##### PROVIDED DATA #####

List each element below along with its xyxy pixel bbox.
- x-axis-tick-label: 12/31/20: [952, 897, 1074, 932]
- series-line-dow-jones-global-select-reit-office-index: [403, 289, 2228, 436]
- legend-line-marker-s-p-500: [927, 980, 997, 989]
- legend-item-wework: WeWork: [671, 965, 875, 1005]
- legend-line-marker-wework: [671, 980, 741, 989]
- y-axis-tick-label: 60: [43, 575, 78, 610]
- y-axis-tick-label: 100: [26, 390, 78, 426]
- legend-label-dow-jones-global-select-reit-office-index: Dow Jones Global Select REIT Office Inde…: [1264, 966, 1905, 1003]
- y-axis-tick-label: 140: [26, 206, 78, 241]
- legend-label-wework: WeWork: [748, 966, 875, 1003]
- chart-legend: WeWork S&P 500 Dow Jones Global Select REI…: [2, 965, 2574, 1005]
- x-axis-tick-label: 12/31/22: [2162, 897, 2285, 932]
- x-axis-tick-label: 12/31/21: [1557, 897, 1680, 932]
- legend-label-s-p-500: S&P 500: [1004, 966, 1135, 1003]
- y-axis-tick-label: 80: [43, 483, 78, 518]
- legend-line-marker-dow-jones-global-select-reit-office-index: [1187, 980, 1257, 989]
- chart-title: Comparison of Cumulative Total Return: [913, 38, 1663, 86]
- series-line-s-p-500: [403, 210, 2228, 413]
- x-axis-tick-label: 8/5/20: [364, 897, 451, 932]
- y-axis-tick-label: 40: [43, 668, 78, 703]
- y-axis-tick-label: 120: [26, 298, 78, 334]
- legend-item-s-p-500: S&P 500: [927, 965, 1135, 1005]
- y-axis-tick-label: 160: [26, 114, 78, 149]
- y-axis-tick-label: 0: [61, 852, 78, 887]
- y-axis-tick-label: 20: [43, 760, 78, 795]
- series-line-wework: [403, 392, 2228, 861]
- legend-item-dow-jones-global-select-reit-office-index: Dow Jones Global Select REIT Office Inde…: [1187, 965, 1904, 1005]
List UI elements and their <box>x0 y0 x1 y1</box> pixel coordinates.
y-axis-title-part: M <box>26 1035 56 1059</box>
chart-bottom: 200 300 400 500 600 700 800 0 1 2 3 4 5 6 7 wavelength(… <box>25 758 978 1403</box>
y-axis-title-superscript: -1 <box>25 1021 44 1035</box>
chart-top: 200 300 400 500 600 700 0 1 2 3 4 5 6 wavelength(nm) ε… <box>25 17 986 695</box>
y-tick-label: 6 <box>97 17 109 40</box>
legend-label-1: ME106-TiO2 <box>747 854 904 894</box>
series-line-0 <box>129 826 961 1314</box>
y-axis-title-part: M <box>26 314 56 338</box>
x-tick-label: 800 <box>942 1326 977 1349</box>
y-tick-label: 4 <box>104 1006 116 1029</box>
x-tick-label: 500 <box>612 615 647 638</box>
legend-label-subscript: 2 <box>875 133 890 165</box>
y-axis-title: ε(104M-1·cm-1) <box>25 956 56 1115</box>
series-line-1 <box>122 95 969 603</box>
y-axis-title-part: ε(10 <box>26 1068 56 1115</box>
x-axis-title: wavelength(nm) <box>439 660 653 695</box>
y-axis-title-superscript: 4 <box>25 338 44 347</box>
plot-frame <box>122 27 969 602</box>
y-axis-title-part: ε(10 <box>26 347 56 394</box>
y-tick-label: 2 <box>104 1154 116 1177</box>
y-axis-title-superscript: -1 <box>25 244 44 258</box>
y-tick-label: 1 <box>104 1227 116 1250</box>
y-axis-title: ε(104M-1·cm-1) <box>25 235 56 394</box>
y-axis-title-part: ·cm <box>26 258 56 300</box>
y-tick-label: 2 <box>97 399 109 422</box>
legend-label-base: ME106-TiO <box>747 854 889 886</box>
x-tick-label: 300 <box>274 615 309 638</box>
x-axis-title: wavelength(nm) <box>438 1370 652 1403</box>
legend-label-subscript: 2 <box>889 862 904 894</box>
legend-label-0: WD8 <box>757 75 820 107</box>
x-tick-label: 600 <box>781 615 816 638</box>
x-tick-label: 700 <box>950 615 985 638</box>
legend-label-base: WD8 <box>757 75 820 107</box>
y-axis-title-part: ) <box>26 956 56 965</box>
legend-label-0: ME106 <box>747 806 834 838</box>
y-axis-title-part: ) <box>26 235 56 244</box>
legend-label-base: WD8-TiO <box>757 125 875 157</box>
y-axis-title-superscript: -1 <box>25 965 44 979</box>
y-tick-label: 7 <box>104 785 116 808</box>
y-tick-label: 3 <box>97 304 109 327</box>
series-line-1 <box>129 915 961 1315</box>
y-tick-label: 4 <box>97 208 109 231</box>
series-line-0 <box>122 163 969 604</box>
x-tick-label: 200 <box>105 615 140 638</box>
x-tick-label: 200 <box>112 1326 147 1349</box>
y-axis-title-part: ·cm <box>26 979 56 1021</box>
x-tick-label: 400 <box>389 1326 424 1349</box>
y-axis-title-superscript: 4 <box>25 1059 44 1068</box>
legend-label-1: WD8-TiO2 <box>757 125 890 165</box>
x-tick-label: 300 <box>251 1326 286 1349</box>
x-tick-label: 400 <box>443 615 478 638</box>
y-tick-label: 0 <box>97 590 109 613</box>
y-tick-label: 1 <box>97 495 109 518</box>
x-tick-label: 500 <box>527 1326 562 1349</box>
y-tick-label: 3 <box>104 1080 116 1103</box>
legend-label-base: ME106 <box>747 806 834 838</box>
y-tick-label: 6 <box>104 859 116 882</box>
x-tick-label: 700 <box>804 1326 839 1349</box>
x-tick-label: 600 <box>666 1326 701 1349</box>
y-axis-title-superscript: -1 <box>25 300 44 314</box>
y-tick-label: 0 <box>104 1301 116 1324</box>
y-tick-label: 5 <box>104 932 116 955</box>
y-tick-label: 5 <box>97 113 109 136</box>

#####

Rename every instance of "x-tick-label" to "horizontal-tick-label" and give all of these lines again with nothing else changed.

> ANSWER TO THIS EXERCISE
List each element below along with its xyxy pixel bbox.
- x-axis-tick-label: 12/31/20: [952, 897, 1074, 932]
- series-line-dow-jones-global-select-reit-office-index: [403, 289, 2228, 436]
- legend-line-marker-s-p-500: [927, 980, 997, 989]
- legend-item-wework: WeWork: [671, 965, 875, 1005]
- legend-line-marker-wework: [671, 980, 741, 989]
- y-axis-tick-label: 60: [43, 575, 78, 610]
- y-axis-tick-label: 100: [26, 390, 78, 426]
- legend-label-dow-jones-global-select-reit-office-index: Dow Jones Global Select REIT Office Inde…: [1264, 966, 1905, 1003]
- y-axis-tick-label: 140: [26, 206, 78, 241]
- legend-label-wework: WeWork: [748, 966, 875, 1003]
- chart-legend: WeWork S&P 500 Dow Jones Global Select REI…: [2, 965, 2574, 1005]
- x-axis-tick-label: 12/31/22: [2162, 897, 2285, 932]
- x-axis-tick-label: 12/31/21: [1557, 897, 1680, 932]
- legend-label-s-p-500: S&P 500: [1004, 966, 1135, 1003]
- y-axis-tick-label: 80: [43, 483, 78, 518]
- legend-line-marker-dow-jones-global-select-reit-office-index: [1187, 980, 1257, 989]
- chart-title: Comparison of Cumulative Total Return: [913, 38, 1663, 86]
- series-line-s-p-500: [403, 210, 2228, 413]
- x-axis-tick-label: 8/5/20: [364, 897, 451, 932]
- y-axis-tick-label: 40: [43, 668, 78, 703]
- y-axis-tick-label: 120: [26, 298, 78, 334]
- legend-item-s-p-500: S&P 500: [927, 965, 1135, 1005]
- y-axis-tick-label: 160: [26, 114, 78, 149]
- y-axis-tick-label: 0: [61, 852, 78, 887]
- y-axis-tick-label: 20: [43, 760, 78, 795]
- series-line-wework: [403, 392, 2228, 861]
- legend-item-dow-jones-global-select-reit-office-index: Dow Jones Global Select REIT Office Inde…: [1187, 965, 1904, 1005]
List UI elements and their <box>x0 y0 x1 y1</box> pixel coordinates.
y-axis-title-part: M <box>26 1035 56 1059</box>
chart-bottom: 200 300 400 500 600 700 800 0 1 2 3 4 5 6 7 wavelength(… <box>25 758 978 1403</box>
y-axis-title-superscript: -1 <box>25 1021 44 1035</box>
chart-top: 200 300 400 500 600 700 0 1 2 3 4 5 6 wavelength(nm) ε… <box>25 17 986 695</box>
y-tick-label: 6 <box>97 17 109 40</box>
legend-label-1: ME106-TiO2 <box>747 854 904 894</box>
series-line-0 <box>129 826 961 1314</box>
y-axis-title-part: M <box>26 314 56 338</box>
horizontal-tick-label: 800 <box>942 1326 977 1349</box>
y-tick-label: 4 <box>104 1006 116 1029</box>
horizontal-tick-label: 500 <box>612 615 647 638</box>
legend-label-subscript: 2 <box>875 133 890 165</box>
y-axis-title: ε(104M-1·cm-1) <box>25 956 56 1115</box>
series-line-1 <box>122 95 969 603</box>
y-axis-title-part: ε(10 <box>26 1068 56 1115</box>
x-axis-title: wavelength(nm) <box>439 660 653 695</box>
y-axis-title-superscript: 4 <box>25 338 44 347</box>
plot-frame <box>122 27 969 602</box>
y-axis-title-part: ε(10 <box>26 347 56 394</box>
y-tick-label: 2 <box>104 1154 116 1177</box>
y-axis-title-superscript: -1 <box>25 244 44 258</box>
y-tick-label: 1 <box>104 1227 116 1250</box>
y-axis-title: ε(104M-1·cm-1) <box>25 235 56 394</box>
y-axis-title-part: ·cm <box>26 258 56 300</box>
y-tick-label: 2 <box>97 399 109 422</box>
legend-label-base: ME106-TiO <box>747 854 889 886</box>
horizontal-tick-label: 300 <box>274 615 309 638</box>
x-axis-title: wavelength(nm) <box>438 1370 652 1403</box>
legend-label-subscript: 2 <box>889 862 904 894</box>
legend-label-0: WD8 <box>757 75 820 107</box>
horizontal-tick-label: 600 <box>781 615 816 638</box>
horizontal-tick-label: 700 <box>950 615 985 638</box>
legend-label-base: WD8 <box>757 75 820 107</box>
y-axis-title-part: ) <box>26 956 56 965</box>
legend-label-0: ME106 <box>747 806 834 838</box>
y-axis-title-part: ) <box>26 235 56 244</box>
legend-label-base: WD8-TiO <box>757 125 875 157</box>
y-axis-title-superscript: -1 <box>25 965 44 979</box>
y-tick-label: 7 <box>104 785 116 808</box>
y-tick-label: 3 <box>97 304 109 327</box>
series-line-1 <box>129 915 961 1315</box>
y-tick-label: 4 <box>97 208 109 231</box>
series-line-0 <box>122 163 969 604</box>
horizontal-tick-label: 200 <box>105 615 140 638</box>
horizontal-tick-label: 200 <box>112 1326 147 1349</box>
y-axis-title-part: ·cm <box>26 979 56 1021</box>
horizontal-tick-label: 400 <box>389 1326 424 1349</box>
y-axis-title-superscript: 4 <box>25 1059 44 1068</box>
legend-label-1: WD8-TiO2 <box>757 125 890 165</box>
horizontal-tick-label: 300 <box>251 1326 286 1349</box>
horizontal-tick-label: 400 <box>443 615 478 638</box>
y-tick-label: 0 <box>97 590 109 613</box>
y-tick-label: 1 <box>97 495 109 518</box>
horizontal-tick-label: 500 <box>527 1326 562 1349</box>
y-tick-label: 3 <box>104 1080 116 1103</box>
legend-label-base: ME106 <box>747 806 834 838</box>
y-tick-label: 6 <box>104 859 116 882</box>
horizontal-tick-label: 700 <box>804 1326 839 1349</box>
horizontal-tick-label: 600 <box>666 1326 701 1349</box>
y-axis-title-superscript: -1 <box>25 300 44 314</box>
y-tick-label: 0 <box>104 1301 116 1324</box>
y-tick-label: 5 <box>104 932 116 955</box>
y-tick-label: 5 <box>97 113 109 136</box>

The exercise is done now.